EXERCISE DESCRIPTION:
Without altering anything, repeat each of the records.

== EXTRACTED RECORDS ==

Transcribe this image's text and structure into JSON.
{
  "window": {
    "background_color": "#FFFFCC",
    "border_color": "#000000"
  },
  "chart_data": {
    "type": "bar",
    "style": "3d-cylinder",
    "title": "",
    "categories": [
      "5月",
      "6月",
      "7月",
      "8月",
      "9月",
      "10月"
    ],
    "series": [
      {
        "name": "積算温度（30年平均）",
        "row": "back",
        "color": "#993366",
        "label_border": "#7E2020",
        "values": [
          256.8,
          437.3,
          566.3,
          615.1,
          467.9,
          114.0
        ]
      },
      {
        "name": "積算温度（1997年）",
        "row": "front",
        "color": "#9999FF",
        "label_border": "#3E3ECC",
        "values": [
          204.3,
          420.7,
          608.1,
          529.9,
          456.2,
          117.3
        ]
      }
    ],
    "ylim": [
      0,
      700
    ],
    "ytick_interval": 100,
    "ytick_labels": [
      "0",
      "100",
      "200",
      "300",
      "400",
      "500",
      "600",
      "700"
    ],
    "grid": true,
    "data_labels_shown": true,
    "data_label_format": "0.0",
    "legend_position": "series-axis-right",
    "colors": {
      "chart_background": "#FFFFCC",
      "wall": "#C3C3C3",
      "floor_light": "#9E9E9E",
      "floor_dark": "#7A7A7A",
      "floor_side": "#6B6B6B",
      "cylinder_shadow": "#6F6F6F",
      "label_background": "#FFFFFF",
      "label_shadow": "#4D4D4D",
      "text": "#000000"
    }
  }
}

===

ANSWER FOR THIS EXERCISE:
Transcribe this image's text and structure into JSON.
{
  "window": {
    "background_color": "#FFFFCC",
    "border_color": "#000000"
  },
  "chart_data": {
    "type": "bar",
    "style": "3d-cylinder",
    "title": "",
    "categories": [
      "5月",
      "6月",
      "7月",
      "8月",
      "9月",
      "10月"
    ],
    "series": [
      {
        "name": "積算温度（30年平均）",
        "row": "back",
        "color": "#993366",
        "label_border": "#7E2020",
        "values": [
          256.8,
          437.3,
          566.3,
          615.1,
          467.9,
          114.0
        ]
      },
      {
        "name": "積算温度（1997年）",
        "row": "front",
        "color": "#9999FF",
        "label_border": "#3E3ECC",
        "values": [
          204.3,
          420.7,
          608.1,
          529.9,
          456.2,
          117.3
        ]
      }
    ],
    "ylim": [
      0,
      700
    ],
    "ytick_interval": 100,
    "ytick_labels": [
      "0",
      "100",
      "200",
      "300",
      "400",
      "500",
      "600",
      "700"
    ],
    "grid": true,
    "data_labels_shown": true,
    "data_label_format": "0.0",
    "legend_position": "series-axis-right",
    "colors": {
      "chart_background": "#FFFFCC",
      "wall": "#C3C3C3",
      "floor_light": "#9E9E9E",
      "floor_dark": "#7A7A7A",
      "floor_side": "#6B6B6B",
      "cylinder_shadow": "#6F6F6F",
      "label_background": "#FFFFFF",
      "label_shadow": "#4D4D4D",
      "text": "#000000"
    }
  }
}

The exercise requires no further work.